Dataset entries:
>> start

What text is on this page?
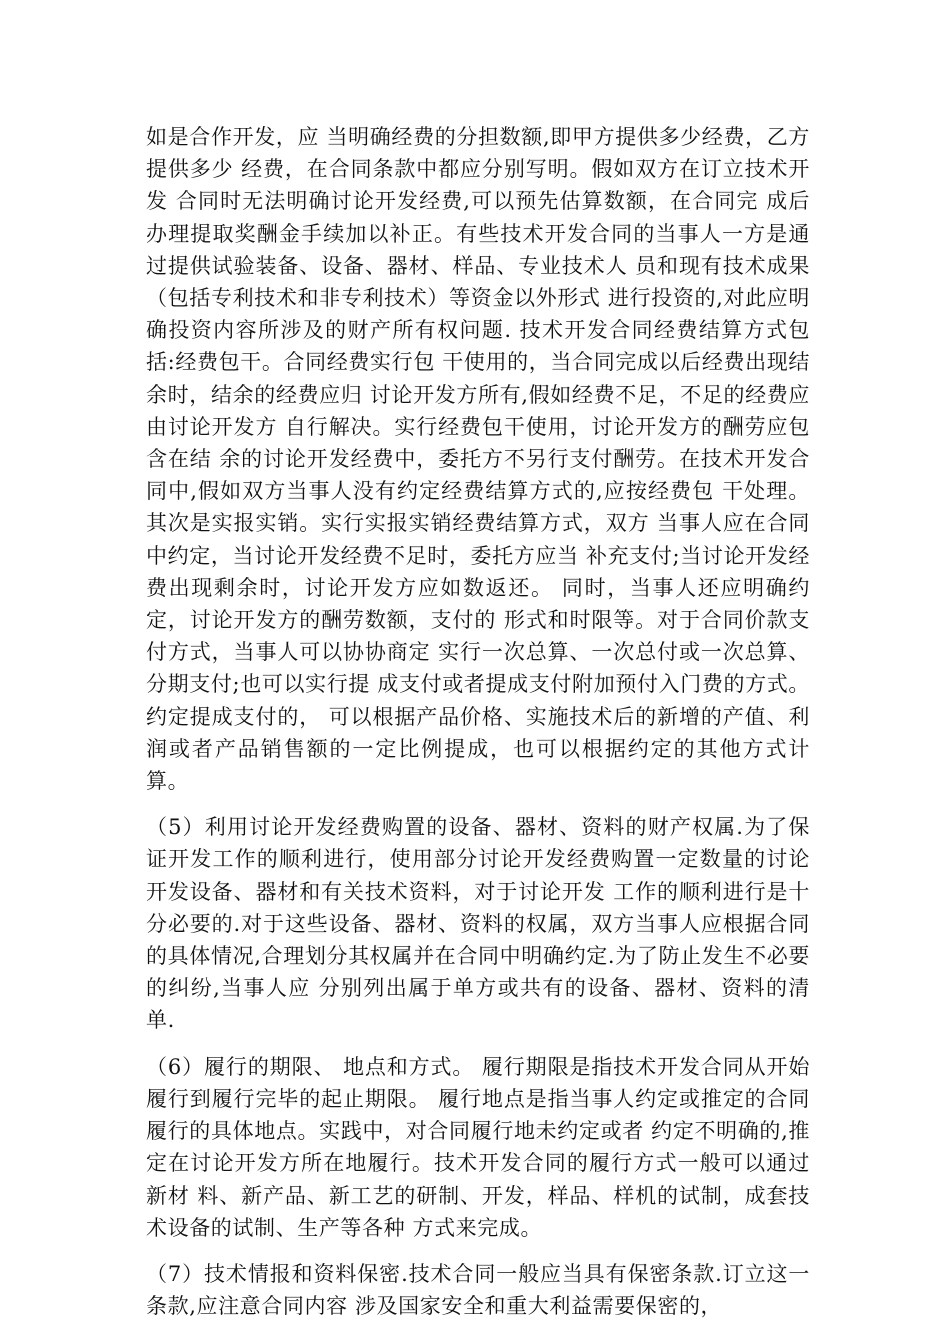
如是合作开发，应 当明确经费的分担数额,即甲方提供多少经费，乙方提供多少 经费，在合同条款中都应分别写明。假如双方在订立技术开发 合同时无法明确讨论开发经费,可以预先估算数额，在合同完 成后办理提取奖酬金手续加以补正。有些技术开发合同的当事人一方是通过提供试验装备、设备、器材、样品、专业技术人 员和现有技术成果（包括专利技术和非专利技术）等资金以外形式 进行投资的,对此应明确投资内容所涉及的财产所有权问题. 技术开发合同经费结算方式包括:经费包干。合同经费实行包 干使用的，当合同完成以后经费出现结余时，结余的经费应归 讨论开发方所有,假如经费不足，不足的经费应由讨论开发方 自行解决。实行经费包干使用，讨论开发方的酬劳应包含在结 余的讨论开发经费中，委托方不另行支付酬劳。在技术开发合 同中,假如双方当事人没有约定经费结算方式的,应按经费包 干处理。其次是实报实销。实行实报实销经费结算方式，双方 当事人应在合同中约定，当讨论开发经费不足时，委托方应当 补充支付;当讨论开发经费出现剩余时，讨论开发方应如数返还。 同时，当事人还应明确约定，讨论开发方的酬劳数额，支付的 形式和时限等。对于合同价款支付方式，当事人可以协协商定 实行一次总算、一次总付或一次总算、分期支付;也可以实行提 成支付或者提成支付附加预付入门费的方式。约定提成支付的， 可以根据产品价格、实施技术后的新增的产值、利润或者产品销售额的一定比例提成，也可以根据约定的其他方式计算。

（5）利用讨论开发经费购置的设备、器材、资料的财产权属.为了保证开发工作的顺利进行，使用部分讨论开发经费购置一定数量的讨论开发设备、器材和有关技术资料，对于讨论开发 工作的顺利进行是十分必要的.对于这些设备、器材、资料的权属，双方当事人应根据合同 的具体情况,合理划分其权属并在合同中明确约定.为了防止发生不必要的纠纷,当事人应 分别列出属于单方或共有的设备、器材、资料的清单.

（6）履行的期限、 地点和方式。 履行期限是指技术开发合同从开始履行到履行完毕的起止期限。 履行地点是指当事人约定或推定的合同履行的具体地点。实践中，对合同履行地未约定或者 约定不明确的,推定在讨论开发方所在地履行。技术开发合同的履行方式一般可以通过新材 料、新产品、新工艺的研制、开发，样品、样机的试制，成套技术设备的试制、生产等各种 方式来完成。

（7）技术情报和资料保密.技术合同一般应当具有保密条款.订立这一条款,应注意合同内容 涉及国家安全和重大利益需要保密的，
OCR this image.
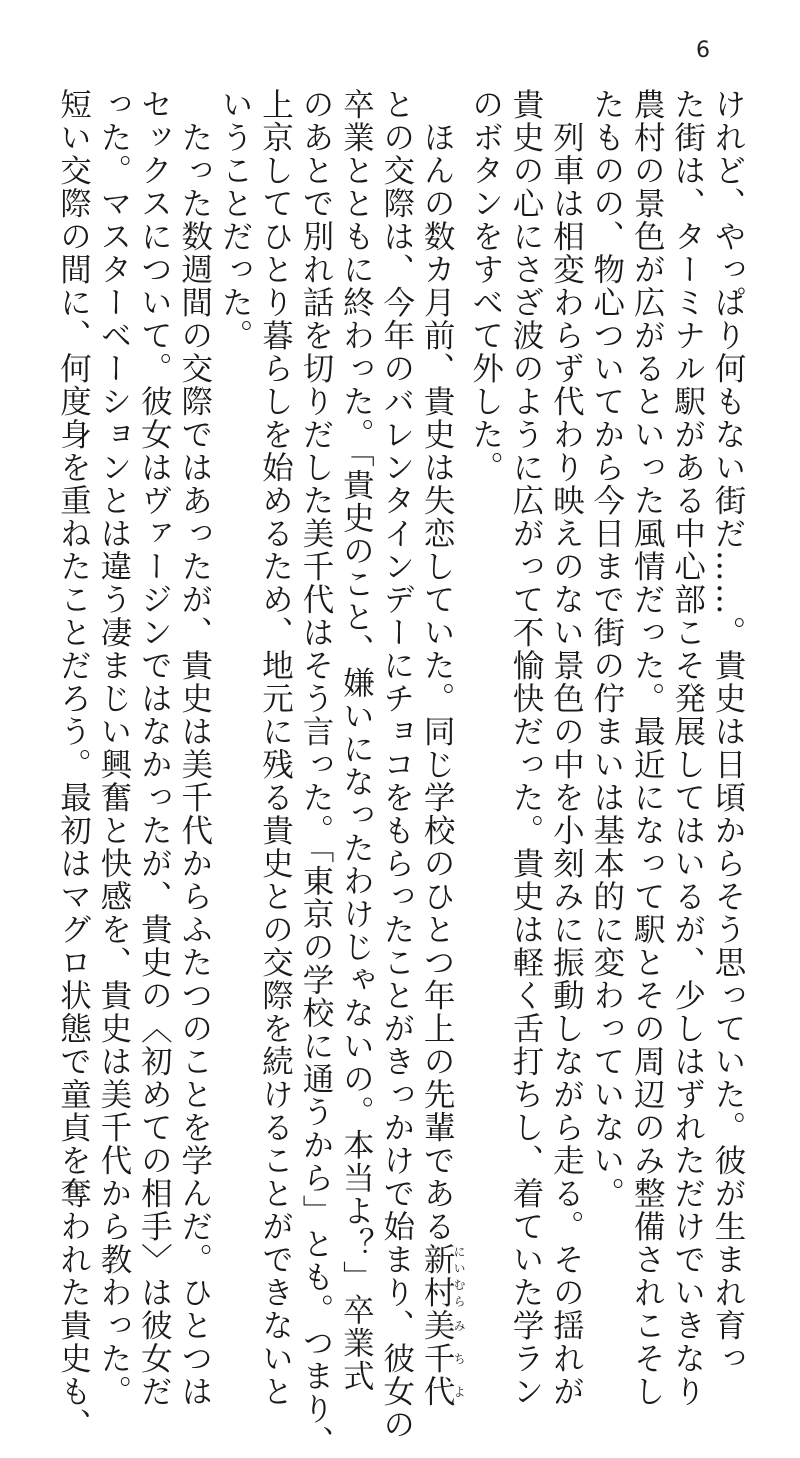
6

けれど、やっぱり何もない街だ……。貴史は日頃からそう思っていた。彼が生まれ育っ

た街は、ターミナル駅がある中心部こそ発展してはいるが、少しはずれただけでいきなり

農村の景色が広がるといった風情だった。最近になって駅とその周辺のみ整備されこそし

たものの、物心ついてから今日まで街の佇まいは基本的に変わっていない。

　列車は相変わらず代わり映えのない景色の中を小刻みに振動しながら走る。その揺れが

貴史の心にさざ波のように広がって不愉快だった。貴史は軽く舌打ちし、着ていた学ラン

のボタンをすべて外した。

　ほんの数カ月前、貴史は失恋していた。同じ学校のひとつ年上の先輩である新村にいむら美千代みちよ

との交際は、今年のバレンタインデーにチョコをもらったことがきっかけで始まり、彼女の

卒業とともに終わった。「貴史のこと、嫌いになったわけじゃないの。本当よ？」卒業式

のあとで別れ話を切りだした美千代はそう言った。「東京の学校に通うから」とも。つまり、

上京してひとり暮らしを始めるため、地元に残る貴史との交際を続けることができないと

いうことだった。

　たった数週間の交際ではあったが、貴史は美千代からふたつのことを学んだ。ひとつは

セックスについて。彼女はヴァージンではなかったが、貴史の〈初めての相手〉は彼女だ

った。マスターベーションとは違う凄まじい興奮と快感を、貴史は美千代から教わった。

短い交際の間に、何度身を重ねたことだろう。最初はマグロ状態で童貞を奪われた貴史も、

>> end

**Stated task**. Write out the entries above verbatim; the pictures do not belong in your copy.

**Written response**.
What text is on this page?
如是合作开发，应 当明确经费的分担数额,即甲方提供多少经费，乙方提供多少 经费，在合同条款中都应分别写明。假如双方在订立技术开发 合同时无法明确讨论开发经费,可以预先估算数额，在合同完 成后办理提取奖酬金手续加以补正。有些技术开发合同的当事人一方是通过提供试验装备、设备、器材、样品、专业技术人 员和现有技术成果（包括专利技术和非专利技术）等资金以外形式 进行投资的,对此应明确投资内容所涉及的财产所有权问题. 技术开发合同经费结算方式包括:经费包干。合同经费实行包 干使用的，当合同完成以后经费出现结余时，结余的经费应归 讨论开发方所有,假如经费不足，不足的经费应由讨论开发方 自行解决。实行经费包干使用，讨论开发方的酬劳应包含在结 余的讨论开发经费中，委托方不另行支付酬劳。在技术开发合 同中,假如双方当事人没有约定经费结算方式的,应按经费包 干处理。其次是实报实销。实行实报实销经费结算方式，双方 当事人应在合同中约定，当讨论开发经费不足时，委托方应当 补充支付;当讨论开发经费出现剩余时，讨论开发方应如数返还。 同时，当事人还应明确约定，讨论开发方的酬劳数额，支付的 形式和时限等。对于合同价款支付方式，当事人可以协协商定 实行一次总算、一次总付或一次总算、分期支付;也可以实行提 成支付或者提成支付附加预付入门费的方式。约定提成支付的， 可以根据产品价格、实施技术后的新增的产值、利润或者产品销售额的一定比例提成，也可以根据约定的其他方式计算。

（5）利用讨论开发经费购置的设备、器材、资料的财产权属.为了保证开发工作的顺利进行，使用部分讨论开发经费购置一定数量的讨论开发设备、器材和有关技术资料，对于讨论开发 工作的顺利进行是十分必要的.对于这些设备、器材、资料的权属，双方当事人应根据合同 的具体情况,合理划分其权属并在合同中明确约定.为了防止发生不必要的纠纷,当事人应 分别列出属于单方或共有的设备、器材、资料的清单.

（6）履行的期限、 地点和方式。 履行期限是指技术开发合同从开始履行到履行完毕的起止期限。 履行地点是指当事人约定或推定的合同履行的具体地点。实践中，对合同履行地未约定或者 约定不明确的,推定在讨论开发方所在地履行。技术开发合同的履行方式一般可以通过新材 料、新产品、新工艺的研制、开发，样品、样机的试制，成套技术设备的试制、生产等各种 方式来完成。

（7）技术情报和资料保密.技术合同一般应当具有保密条款.订立这一条款,应注意合同内容 涉及国家安全和重大利益需要保密的，
OCR this image.
6

けれど、やっぱり何もない街だ……。貴史は日頃からそう思っていた。彼が生まれ育っ

た街は、ターミナル駅がある中心部こそ発展してはいるが、少しはずれただけでいきなり

農村の景色が広がるといった風情だった。最近になって駅とその周辺のみ整備されこそし

たものの、物心ついてから今日まで街の佇まいは基本的に変わっていない。

　列車は相変わらず代わり映えのない景色の中を小刻みに振動しながら走る。その揺れが

貴史の心にさざ波のように広がって不愉快だった。貴史は軽く舌打ちし、着ていた学ラン

のボタンをすべて外した。

　ほんの数カ月前、貴史は失恋していた。同じ学校のひとつ年上の先輩である新村にいむら美千代みちよ

との交際は、今年のバレンタインデーにチョコをもらったことがきっかけで始まり、彼女の

卒業とともに終わった。「貴史のこと、嫌いになったわけじゃないの。本当よ？」卒業式

のあとで別れ話を切りだした美千代はそう言った。「東京の学校に通うから」とも。つまり、

上京してひとり暮らしを始めるため、地元に残る貴史との交際を続けることができないと

いうことだった。

　たった数週間の交際ではあったが、貴史は美千代からふたつのことを学んだ。ひとつは

セックスについて。彼女はヴァージンではなかったが、貴史の〈初めての相手〉は彼女だ

った。マスターベーションとは違う凄まじい興奮と快感を、貴史は美千代から教わった。

短い交際の間に、何度身を重ねたことだろう。最初はマグロ状態で童貞を奪われた貴史も、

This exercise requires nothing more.